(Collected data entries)
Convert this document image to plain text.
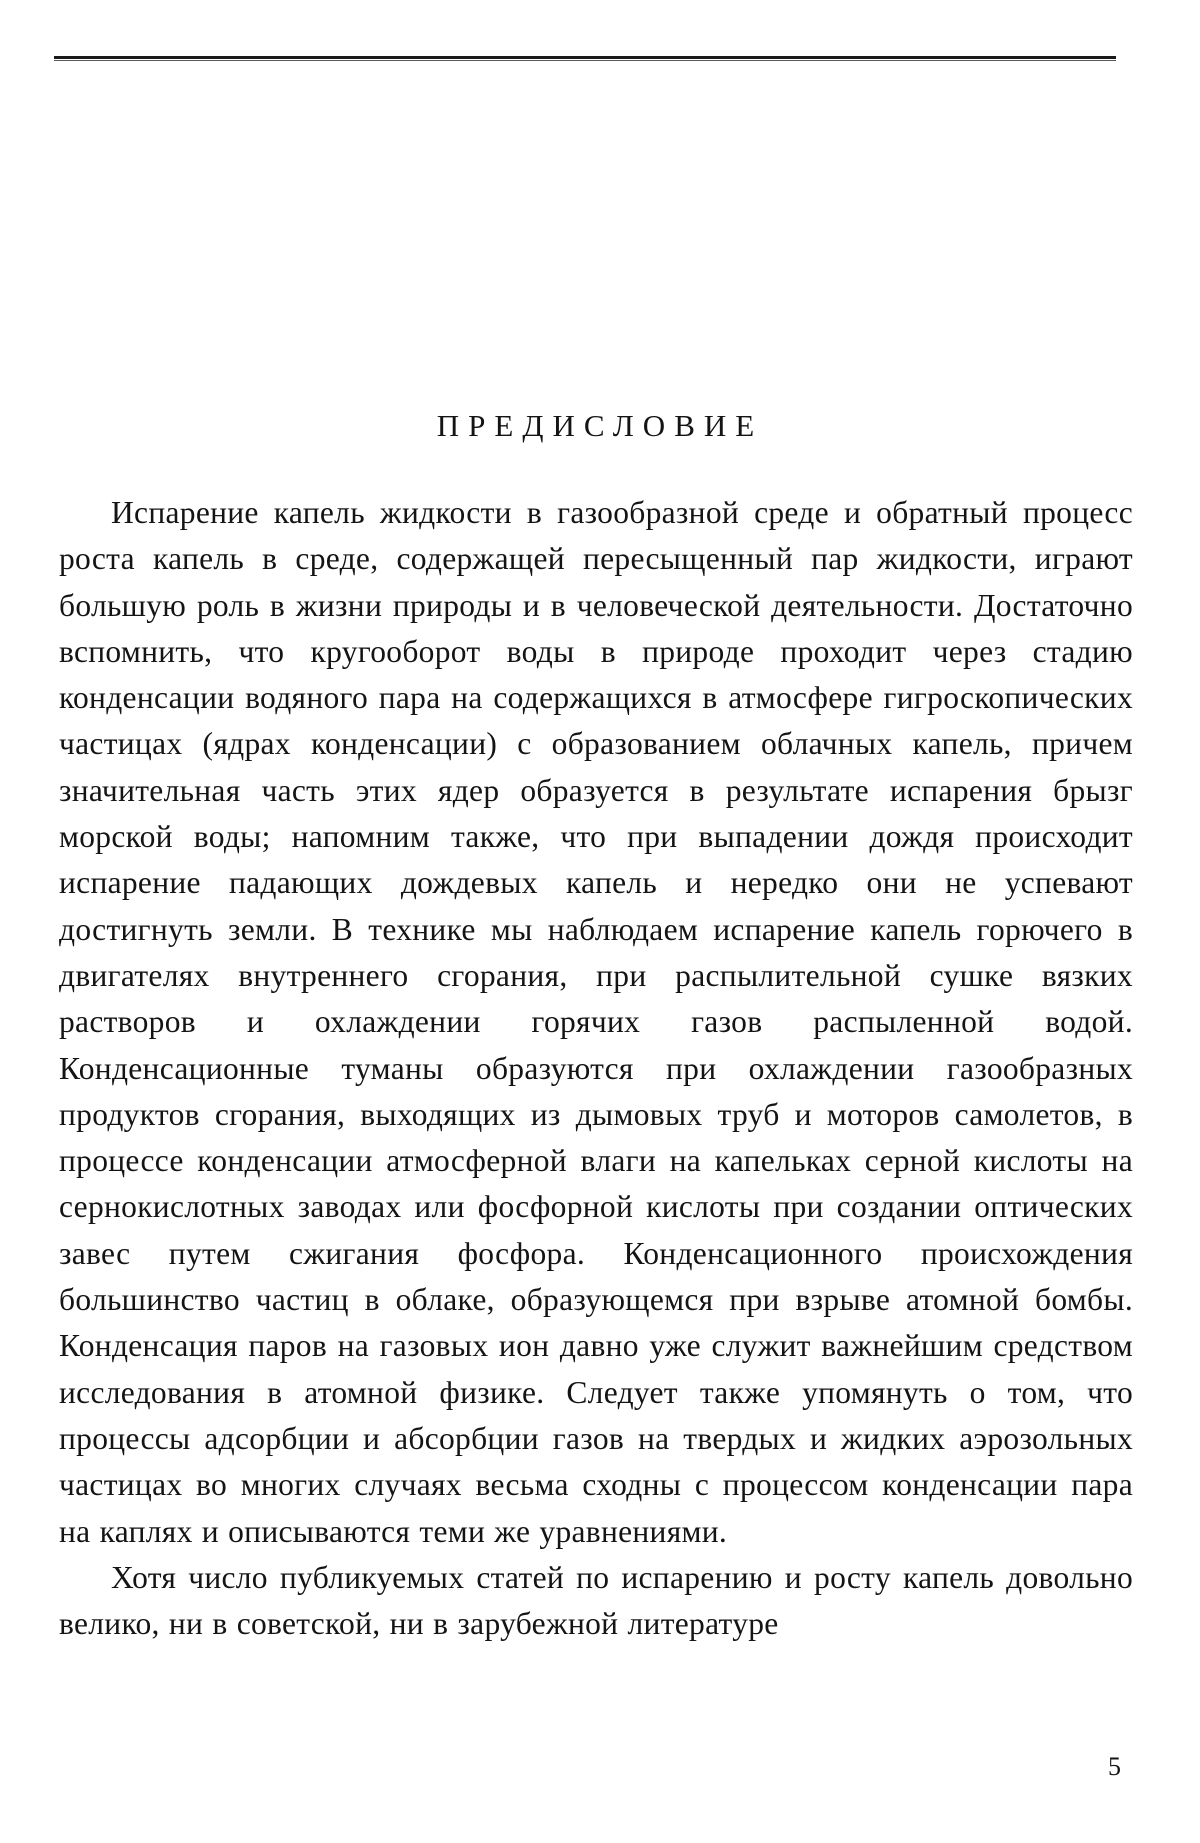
ПРЕДИСЛОВИЕ

Испарение капель жидкости в газообразной среде и обратный процесс роста капель в среде, содержащей пересыщенный пар жидкости, играют большую роль в жизни природы и в человеческой деятельности. Достаточно вспомнить, что кругооборот воды в природе проходит через стадию конденсации водяного пара на содержащихся в атмосфере гигроскопических частицах (ядрах конденсации) с образованием облачных капель, причем значительная часть этих ядер образуется в результате испарения брызг морской воды; напомним также, что при выпадении дождя происходит испарение падающих дождевых капель и нередко они не успевают достигнуть земли. В технике мы наблюдаем испарение капель горючего в двигателях внутреннего сгорания, при распылительной сушке вязких растворов и охлаждении горячих газов распыленной водой. Конденсационные туманы образуются при охлаждении газообразных продуктов сгорания, выходящих из дымовых труб и моторов самолетов, в процессе конденсации атмосферной влаги на капельках серной кислоты на сернокислотных заводах или фосфорной кислоты при создании оптических завес путем сжигания фосфора. Конденсационного происхождения большинство частиц в облаке, образующемся при взрыве атомной бомбы. Конденсация паров на газовых ион давно уже служит важнейшим средством исследования в атомной физике. Следует также упомянуть о том, что процессы адсорбции и абсорбции газов на твердых и жидких аэрозольных частицах во многих случаях весьма сходны с процессом конденсации пара на каплях и описываются теми же уравнениями.

Хотя число публикуемых статей по испарению и росту капель довольно велико, ни в советской, ни в зарубежной литературе

5
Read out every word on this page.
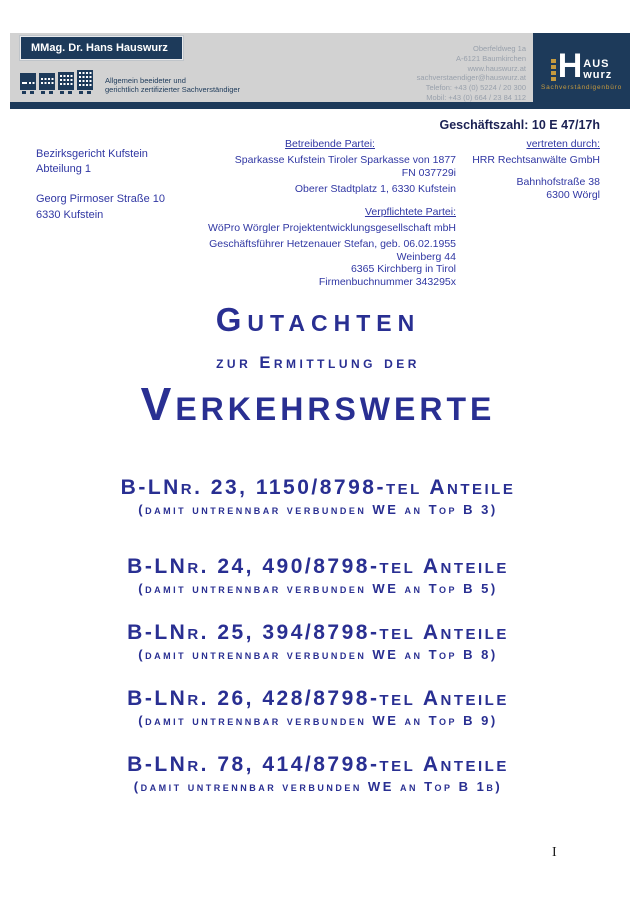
MMag. Dr. Hans Hauswurz
Allgemein beeideter und
gerichtlich zertifizierter Sachverständiger
Oberfeldweg 1a
A-6121 Baumkirchen
www.hauswurz.at
sachverstaendiger@hauswurz.at
Telefon: +43 (0) 5224 / 20 300
Mobil: +43 (0) 664 / 23 84 112
H AUS
wurz
Sachverständigenbüro
Geschäftszahl: 10 E 47/17h
Bezirksgericht Kufstein
Abteilung 1
Georg Pirmoser Straße 10
6330 Kufstein
Betreibende Partei:
Sparkasse Kufstein Tiroler Sparkasse von 1877
FN 037729i
Oberer Stadtplatz 1, 6330 Kufstein
Verpflichtete Partei:
WöPro Wörgler Projektentwicklungsgesellschaft mbH
Geschäftsführer Hetzenauer Stefan, geb. 06.02.1955
Weinberg 44
6365 Kirchberg in Tirol
Firmenbuchnummer 343295x
vertreten durch:
HRR Rechtsanwälte GmbH
Bahnhofstraße 38
6300 Wörgl
Gutachten
zur Ermittlung der
Verkehrswerte
B-LNr. 23, 1150/8798-tel Anteile
(damit untrennbar verbunden WE an Top B 3)
B-LNr. 24, 490/8798-tel Anteile
(damit untrennbar verbunden WE an Top B 5)
B-LNr. 25, 394/8798-tel Anteile
(damit untrennbar verbunden WE an Top B 8)
B-LNr. 26, 428/8798-tel Anteile
(damit untrennbar verbunden WE an Top B 9)
B-LNr. 78, 414/8798-tel Anteile
(damit untrennbar verbunden WE an Top B 1b)
I
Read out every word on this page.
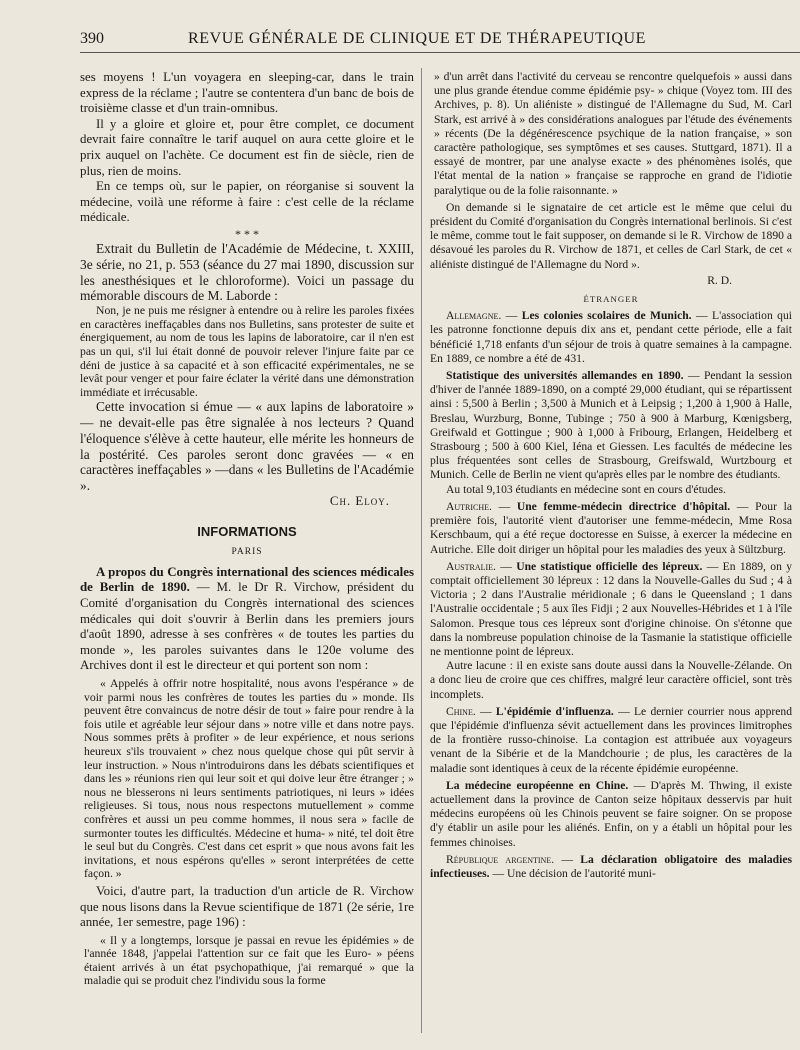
390	REVUE GÉNÉRALE DE CLINIQUE ET DE THÉRAPEUTIQUE

ses moyens ! L'un voyagera en sleeping-car, dans le train express de la réclame ; l'autre se contentera d'un banc de bois de troisième classe et d'un train-omnibus.

Il y a gloire et gloire et, pour être complet, ce document devrait faire connaître le tarif auquel on aura cette gloire et le prix auquel on l'achète. Ce document est fin de siècle, rien de plus, rien de moins.

En ce temps où, sur le papier, on réorganise si souvent la médecine, voilà une réforme à faire : c'est celle de la réclame médicale.

* * *

Extrait du Bulletin de l'Académie de Médecine, t. XXIII, 3e série, no 21, p. 553 (séance du 27 mai 1890, discussion sur les anesthésiques et le chloroforme). Voici un passage du mémorable discours de M. Laborde :

Non, je ne puis me résigner à entendre ou à relire les paroles fixées en caractères ineffaçables dans nos Bulletins, sans protester de suite et énergiquement, au nom de tous les lapins de laboratoire, car il n'en est pas un qui, s'il lui était donné de pouvoir relever l'injure faite par ce déni de justice à sa capacité et à son efficacité expérimentales, ne se levât pour venger et pour faire éclater la vérité dans une démonstration immédiate et irrécusable.

Cette invocation si émue — « aux lapins de laboratoire » — ne devait-elle pas être signalée à nos lecteurs ? Quand l'éloquence s'élève à cette hauteur, elle mérite les honneurs de la postérité. Ces paroles seront donc gravées — « en caractères ineffaçables » —dans « les Bulletins de l'Académie ».

Ch. Eloy.

INFORMATIONS
PARIS

A propos du Congrès international des sciences médicales de Berlin de 1890. — M. le Dr R. Virchow, président du Comité d'organisation du Congrès international des sciences médicales qui doit s'ouvrir à Berlin dans les premiers jours d'août 1890, adresse à ses confrères « de toutes les parties du monde », les paroles suivantes dans le 120e volume des Archives dont il est le directeur et qui portent son nom :

« Appelés à offrir notre hospitalité, nous avons l'espérance » de voir parmi nous les confrères de toutes les parties du » monde. Ils peuvent être convaincus de notre désir de tout » faire pour rendre à la fois utile et agréable leur séjour dans » notre ville et dans notre pays. Nous sommes prêts à profiter » de leur expérience, et nous serions heureux s'ils trouvaient » chez nous quelque chose qui pût servir à leur instruction. » Nous n'introduirons dans les débats scientifiques et dans les » réunions rien qui leur soit et qui doive leur être étranger ; » nous ne blesserons ni leurs sentiments patriotiques, ni leurs » idées religieuses. Si tous, nous nous respectons mutuellement » comme confrères et aussi un peu comme hommes, il nous sera » facile de surmonter toutes les difficultés. Médecine et huma- » nité, tel doit être le seul but du Congrès. C'est dans cet esprit » que nous avons fait les invitations, et nous espérons qu'elles » seront interprétées de cette façon. »

Voici, d'autre part, la traduction d'un article de R. Virchow que nous lisons dans la Revue scientifique de 1871 (2e série, 1re année, 1er semestre, page 196) :

« Il y a longtemps, lorsque je passai en revue les épidémies » de l'année 1848, j'appelai l'attention sur ce fait que les Euro- » péens étaient arrivés à un état psychopathique, j'ai remarqué » que la maladie qui se produit chez l'individu sous la forme

» d'un arrêt dans l'activité du cerveau se rencontre quelquefois » aussi dans une plus grande étendue comme épidémie psy- » chique (Voyez tom. III des Archives, p. 8). Un aliéniste » distingué de l'Allemagne du Sud, M. Carl Stark, est arrivé à » des considérations analogues par l'étude des événements » récents (De la dégénérescence psychique de la nation française, » son caractère pathologique, ses symptômes et ses causes. Stuttgard, 1871). Il a essayé de montrer, par une analyse exacte » des phénomènes isolés, que l'état mental de la nation » française se rapproche en grand de l'idiotie paralytique ou de la folie raisonnante. »

On demande si le signataire de cet article est le même que celui du président du Comité d'organisation du Congrès international berlinois. Si c'est le même, comme tout le fait supposer, on demande si le R. Virchow de 1890 a désavoué les paroles du R. Virchow de 1871, et celles de Carl Stark, de cet « aliéniste distingué de l'Allemagne du Nord ».

R. D.

ÉTRANGER

Allemagne. — Les colonies scolaires de Munich. — L'association qui les patronne fonctionne depuis dix ans et, pendant cette période, elle a fait bénéficié 1,718 enfants d'un séjour de trois à quatre semaines à la campagne. En 1889, ce nombre a été de 431.

Statistique des universités allemandes en 1890. — Pendant la session d'hiver de l'année 1889-1890, on a compté 29,000 étudiant, qui se répartissent ainsi : 5,500 à Berlin ; 3,500 à Munich et à Leipsig ; 1,200 à 1,900 à Halle, Breslau, Wurzburg, Bonne, Tubinge ; 750 à 900 à Marburg, Kœnigsberg, Greifwald et Gottingue ; 900 à 1,000 à Fribourg, Erlangen, Heidelberg et Strasbourg ; 500 à 600 Kiel, Iéna et Giessen. Les facultés de médecine les plus fréquentées sont celles de Strasbourg, Greifswald, Wurtzbourg et Munich. Celle de Berlin ne vient qu'après elles par le nombre des étudiants.

Au total 9,103 étudiants en médecine sont en cours d'études.

Autriche. — Une femme-médecin directrice d'hôpital. — Pour la première fois, l'autorité vient d'autoriser une femme-médecin, Mme Rosa Kerschbaum, qui a été reçue doctoresse en Suisse, à exercer la médecine en Autriche. Elle doit diriger un hôpital pour les maladies des yeux à Sültzburg.

Australie. — Une statistique officielle des lépreux. — En 1889, on y comptait officiellement 30 lépreux : 12 dans la Nouvelle-Galles du Sud ; 4 à Victoria ; 2 dans l'Australie méridionale ; 6 dans le Queensland ; 1 dans l'Australie occidentale ; 5 aux îles Fidji ; 2 aux Nouvelles-Hébrides et 1 à l'île Salomon. Presque tous ces lépreux sont d'origine chinoise. On s'étonne que dans la nombreuse population chinoise de la Tasmanie la statistique officielle ne mentionne point de lépreux.

Autre lacune : il en existe sans doute aussi dans la Nouvelle-Zélande. On a donc lieu de croire que ces chiffres, malgré leur caractère officiel, sont très incomplets.

Chine. — L'épidémie d'influenza. — Le dernier courrier nous apprend que l'épidémie d'influenza sévit actuellement dans les provinces limitrophes de la frontière russo-chinoise. La contagion est attribuée aux voyageurs venant de la Sibérie et de la Mandchourie ; de plus, les caractères de la maladie sont identiques à ceux de la récente épidémie européenne.

La médecine européenne en Chine. — D'après M. Thwing, il existe actuellement dans la province de Canton seize hôpitaux desservis par huit médecins européens où les Chinois peuvent se faire soigner. On se propose d'y établir un asile pour les aliénés. Enfin, on y a établi un hôpital pour les femmes chinoises.

République argentine. — La déclaration obligatoire des maladies infectieuses. — Une décision de l'autorité muni-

## Task statement
Find how many lines of the listing include the string "hôpital" and give that number, nothing else.

## Response to this exercise
2